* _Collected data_
_____

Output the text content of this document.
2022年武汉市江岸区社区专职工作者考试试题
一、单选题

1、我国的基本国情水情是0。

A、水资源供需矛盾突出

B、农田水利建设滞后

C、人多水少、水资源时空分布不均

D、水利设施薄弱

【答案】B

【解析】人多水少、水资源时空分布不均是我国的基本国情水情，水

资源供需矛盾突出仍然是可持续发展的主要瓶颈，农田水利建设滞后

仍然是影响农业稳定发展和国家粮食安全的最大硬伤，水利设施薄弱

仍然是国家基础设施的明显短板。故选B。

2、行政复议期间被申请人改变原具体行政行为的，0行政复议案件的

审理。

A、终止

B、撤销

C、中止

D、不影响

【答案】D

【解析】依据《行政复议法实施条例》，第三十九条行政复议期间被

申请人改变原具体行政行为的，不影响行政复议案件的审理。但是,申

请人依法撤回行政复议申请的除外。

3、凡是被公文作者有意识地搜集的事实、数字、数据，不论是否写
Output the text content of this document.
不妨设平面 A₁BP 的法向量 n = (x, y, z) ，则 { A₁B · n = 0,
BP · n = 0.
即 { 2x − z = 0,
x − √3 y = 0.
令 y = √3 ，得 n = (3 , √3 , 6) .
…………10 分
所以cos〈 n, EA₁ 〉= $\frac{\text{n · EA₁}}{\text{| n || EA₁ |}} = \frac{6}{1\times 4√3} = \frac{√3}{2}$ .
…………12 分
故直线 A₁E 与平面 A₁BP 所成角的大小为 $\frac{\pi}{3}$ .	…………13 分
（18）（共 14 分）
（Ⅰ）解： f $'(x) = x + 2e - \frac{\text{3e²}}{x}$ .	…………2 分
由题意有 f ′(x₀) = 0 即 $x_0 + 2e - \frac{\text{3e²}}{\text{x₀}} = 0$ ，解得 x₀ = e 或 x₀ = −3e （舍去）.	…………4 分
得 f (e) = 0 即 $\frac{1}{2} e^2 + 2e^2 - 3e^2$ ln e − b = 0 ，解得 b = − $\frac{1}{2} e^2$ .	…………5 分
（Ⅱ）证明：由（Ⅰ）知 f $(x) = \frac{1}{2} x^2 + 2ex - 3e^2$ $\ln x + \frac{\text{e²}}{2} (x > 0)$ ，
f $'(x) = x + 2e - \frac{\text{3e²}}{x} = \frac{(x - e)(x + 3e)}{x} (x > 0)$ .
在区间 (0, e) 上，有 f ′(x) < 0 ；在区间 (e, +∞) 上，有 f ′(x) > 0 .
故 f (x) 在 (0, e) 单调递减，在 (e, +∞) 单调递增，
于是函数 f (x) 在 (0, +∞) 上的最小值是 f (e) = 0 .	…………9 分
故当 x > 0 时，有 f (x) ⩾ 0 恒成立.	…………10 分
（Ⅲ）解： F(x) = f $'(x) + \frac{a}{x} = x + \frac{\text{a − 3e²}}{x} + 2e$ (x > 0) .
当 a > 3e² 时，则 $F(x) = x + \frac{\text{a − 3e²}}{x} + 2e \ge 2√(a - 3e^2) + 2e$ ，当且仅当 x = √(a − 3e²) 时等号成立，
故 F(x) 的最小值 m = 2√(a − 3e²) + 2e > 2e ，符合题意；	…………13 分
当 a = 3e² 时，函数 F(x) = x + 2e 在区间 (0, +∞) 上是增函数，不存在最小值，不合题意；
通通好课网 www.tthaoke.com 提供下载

_____

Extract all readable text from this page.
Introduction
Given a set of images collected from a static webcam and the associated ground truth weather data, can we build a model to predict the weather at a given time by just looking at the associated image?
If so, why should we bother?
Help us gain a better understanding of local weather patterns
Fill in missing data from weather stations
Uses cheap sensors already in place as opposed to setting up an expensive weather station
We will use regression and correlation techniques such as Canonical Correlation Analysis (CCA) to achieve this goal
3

_____

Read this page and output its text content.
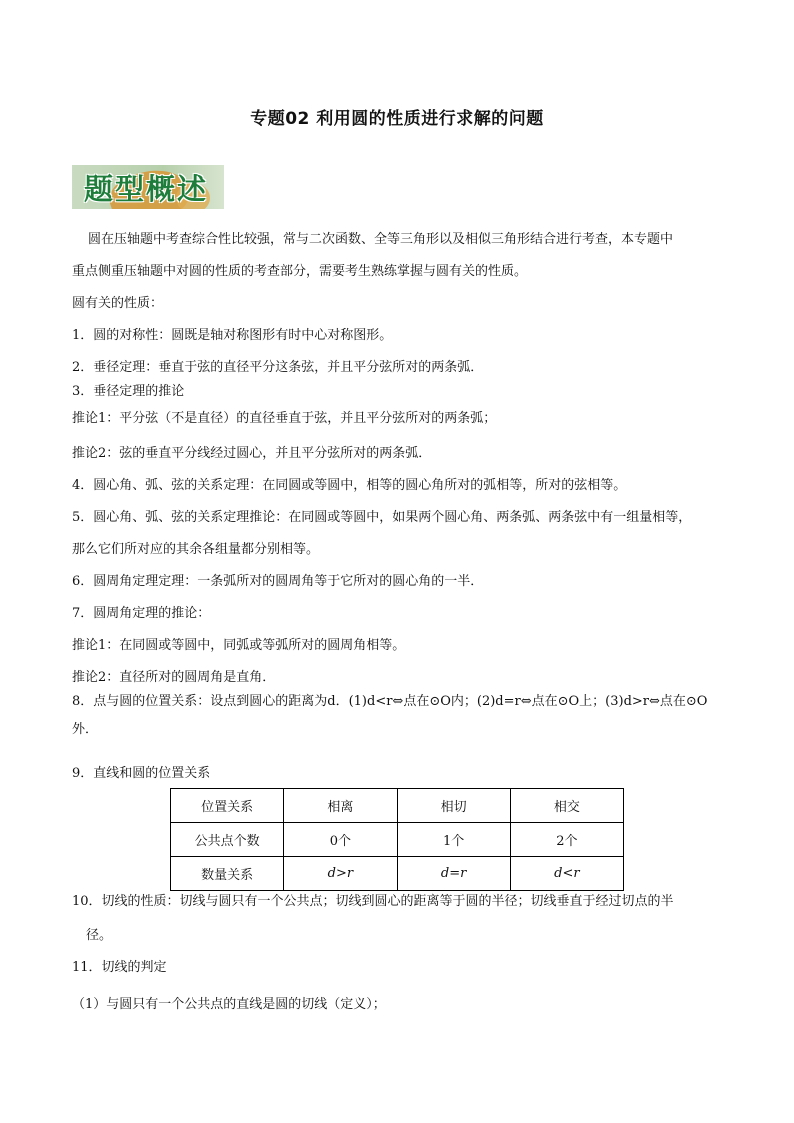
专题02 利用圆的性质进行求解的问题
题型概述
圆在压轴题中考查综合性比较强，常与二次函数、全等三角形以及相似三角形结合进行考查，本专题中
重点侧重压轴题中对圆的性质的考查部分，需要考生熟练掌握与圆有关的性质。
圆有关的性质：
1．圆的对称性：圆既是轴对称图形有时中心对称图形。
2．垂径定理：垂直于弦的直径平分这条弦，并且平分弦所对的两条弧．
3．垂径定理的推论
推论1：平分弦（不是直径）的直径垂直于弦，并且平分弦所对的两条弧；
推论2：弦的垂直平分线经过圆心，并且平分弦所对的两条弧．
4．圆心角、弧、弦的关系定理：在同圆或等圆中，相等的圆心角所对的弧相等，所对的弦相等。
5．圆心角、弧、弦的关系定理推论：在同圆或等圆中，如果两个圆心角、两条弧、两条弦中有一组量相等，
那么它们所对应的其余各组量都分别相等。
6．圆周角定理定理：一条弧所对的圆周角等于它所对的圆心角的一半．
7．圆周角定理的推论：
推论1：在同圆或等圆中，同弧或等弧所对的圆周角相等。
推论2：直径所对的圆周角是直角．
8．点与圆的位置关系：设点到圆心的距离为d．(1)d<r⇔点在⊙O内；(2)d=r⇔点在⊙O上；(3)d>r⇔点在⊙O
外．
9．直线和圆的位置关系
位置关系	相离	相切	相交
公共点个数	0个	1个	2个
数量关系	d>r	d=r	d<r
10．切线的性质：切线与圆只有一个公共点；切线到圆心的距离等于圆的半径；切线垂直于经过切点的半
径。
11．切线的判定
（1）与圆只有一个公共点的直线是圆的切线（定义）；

_____

Pick each line holding the word "水利设施薄弱" out of the data and copy it.

* _Reply_
D、水利设施薄弱
仍然是影响农业稳定发展和国家粮食安全的最大硬伤，水利设施薄弱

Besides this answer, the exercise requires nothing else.